#### Information given:

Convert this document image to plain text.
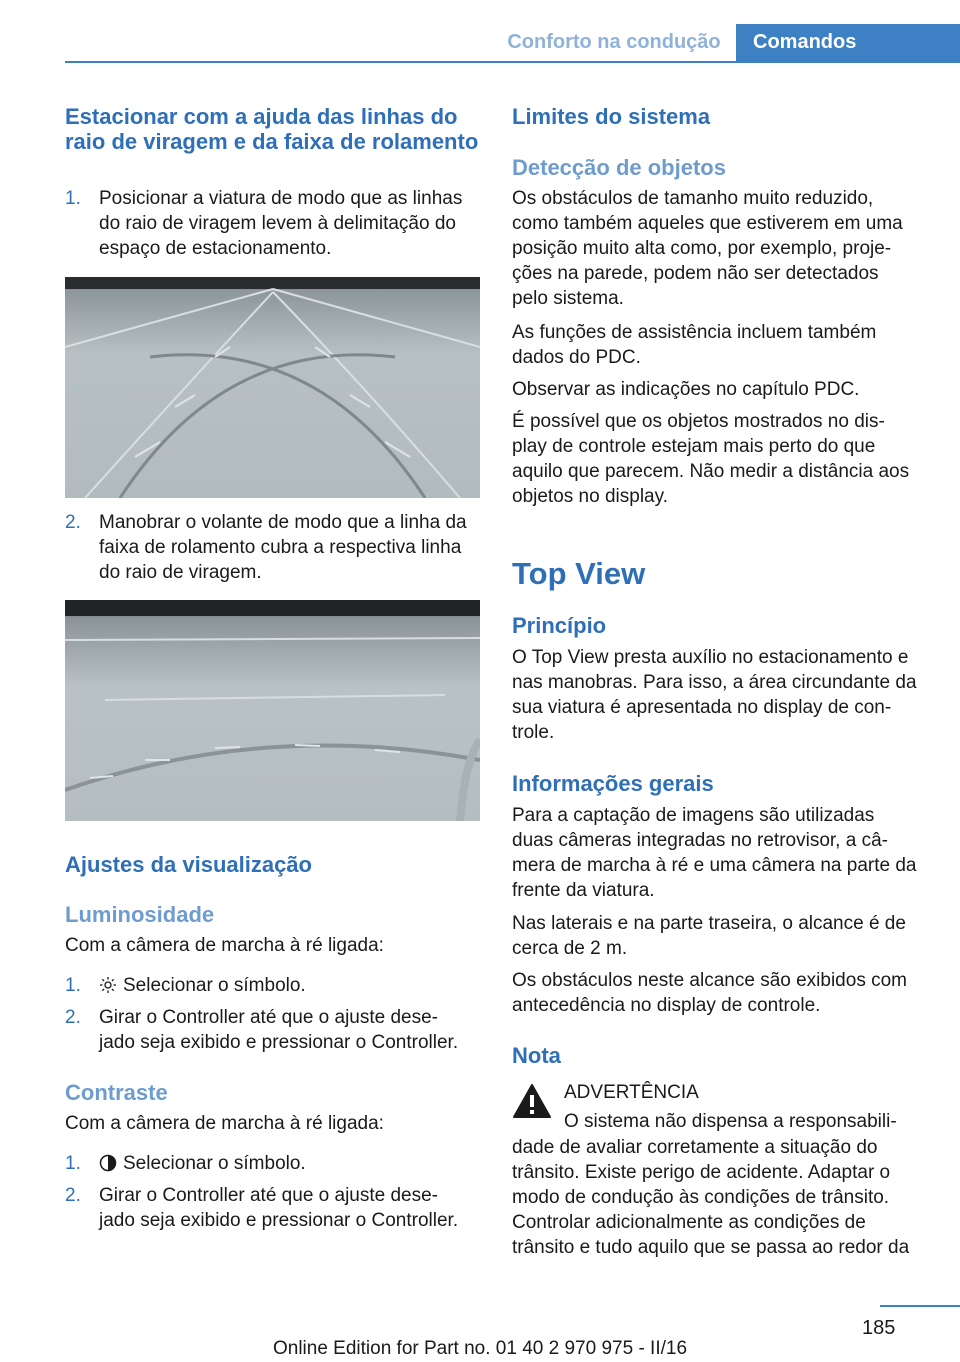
Conforto na condução	Comandos
Estacionar com a ajuda das linhas do raio de viragem e da faixa de rolamento
1. Posicionar a viatura de modo que as linhas
do raio de viragem levem à delimitação do
espaço de estacionamento.
2. Manobrar o volante de modo que a linha da
faixa de rolamento cubra a respectiva linha
do raio de viragem.
Ajustes da visualização
Luminosidade
Com a câmera de marcha à ré ligada:
1.	Selecionar o símbolo.
2. Girar o Controller até que o ajuste dese-
jado seja exibido e pressionar o Controller.
Contraste
Com a câmera de marcha à ré ligada:
1.	Selecionar o símbolo.
2. Girar o Controller até que o ajuste dese-
jado seja exibido e pressionar o Controller.
Limites do sistema
Detecção de objetos
Os obstáculos de tamanho muito reduzido,
como também aqueles que estiverem em uma
posição muito alta como, por exemplo, proje-
ções na parede, podem não ser detectados
pelo sistema.
As funções de assistência incluem também
dados do PDC.
Observar as indicações no capítulo PDC.
É possível que os objetos mostrados no dis-
play de controle estejam mais perto do que
aquilo que parecem. Não medir a distância aos
objetos no display.
Top View
Princípio
O Top View presta auxílio no estacionamento e
nas manobras. Para isso, a área circundante da
sua viatura é apresentada no display de con-
trole.
Informações gerais
Para a captação de imagens são utilizadas
duas câmeras integradas no retrovisor, a câ-
mera de marcha à ré e uma câmera na parte da
frente da viatura.
Nas laterais e na parte traseira, o alcance é de
cerca de 2 m.
Os obstáculos neste alcance são exibidos com
antecedência no display de controle.
Nota
ADVERTÊNCIA
O sistema não dispensa a responsabili-
dade de avaliar corretamente a situação do
trânsito. Existe perigo de acidente. Adaptar o
modo de condução às condições de trânsito.
Controlar adicionalmente as condições de
trânsito e tudo aquilo que se passa ao redor da
185
Online Edition for Part no. 01 40 2 970 975 - II/16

#### Task description:
The lines to collect are those holding the string "faixa"; copy them all.

#### Solution:
Estacionar com a ajuda das linhas do raio de viragem e da faixa de rolamento
faixa de rolamento cubra a respectiva linha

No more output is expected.